WHAT YOU HAVE TO DO — Pick out all lines of the entries that include the word "contact" and copy them.

Extracted records:

---*---

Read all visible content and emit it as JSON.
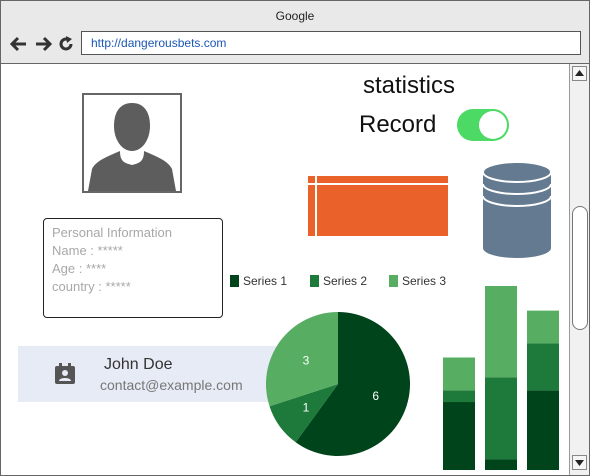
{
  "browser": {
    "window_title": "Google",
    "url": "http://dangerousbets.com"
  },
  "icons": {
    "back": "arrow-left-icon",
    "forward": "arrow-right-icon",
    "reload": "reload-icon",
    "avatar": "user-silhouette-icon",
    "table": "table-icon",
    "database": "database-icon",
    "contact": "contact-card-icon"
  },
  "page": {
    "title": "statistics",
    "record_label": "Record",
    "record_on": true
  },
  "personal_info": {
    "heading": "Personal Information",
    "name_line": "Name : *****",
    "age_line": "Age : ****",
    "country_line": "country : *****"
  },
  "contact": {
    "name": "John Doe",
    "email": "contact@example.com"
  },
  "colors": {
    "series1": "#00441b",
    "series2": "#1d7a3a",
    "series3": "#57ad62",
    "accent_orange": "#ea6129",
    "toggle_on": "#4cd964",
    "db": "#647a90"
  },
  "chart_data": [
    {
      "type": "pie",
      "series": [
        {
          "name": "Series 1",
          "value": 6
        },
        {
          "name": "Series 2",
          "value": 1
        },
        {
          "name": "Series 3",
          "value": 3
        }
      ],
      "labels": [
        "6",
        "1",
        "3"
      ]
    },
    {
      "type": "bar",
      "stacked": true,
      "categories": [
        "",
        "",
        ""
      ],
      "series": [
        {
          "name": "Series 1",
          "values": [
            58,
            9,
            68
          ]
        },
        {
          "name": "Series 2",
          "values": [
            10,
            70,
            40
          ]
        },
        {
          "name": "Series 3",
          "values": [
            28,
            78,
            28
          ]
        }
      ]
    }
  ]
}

---*---

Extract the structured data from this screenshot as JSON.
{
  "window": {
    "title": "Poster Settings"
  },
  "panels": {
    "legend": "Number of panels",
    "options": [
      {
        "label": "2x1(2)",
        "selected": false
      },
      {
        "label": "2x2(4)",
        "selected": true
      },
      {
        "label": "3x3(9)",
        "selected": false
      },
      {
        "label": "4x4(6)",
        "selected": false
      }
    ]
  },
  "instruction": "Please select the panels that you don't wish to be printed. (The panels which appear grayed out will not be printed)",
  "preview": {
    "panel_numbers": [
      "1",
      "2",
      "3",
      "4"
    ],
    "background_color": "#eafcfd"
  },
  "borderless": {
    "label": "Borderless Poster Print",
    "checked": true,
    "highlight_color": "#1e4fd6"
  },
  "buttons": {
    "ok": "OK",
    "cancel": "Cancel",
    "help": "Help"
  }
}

---*---

ANSWER FOR THE TASK —
    "contact": "contact-card-icon"
  "contact": {
    "email": "contact@example.com"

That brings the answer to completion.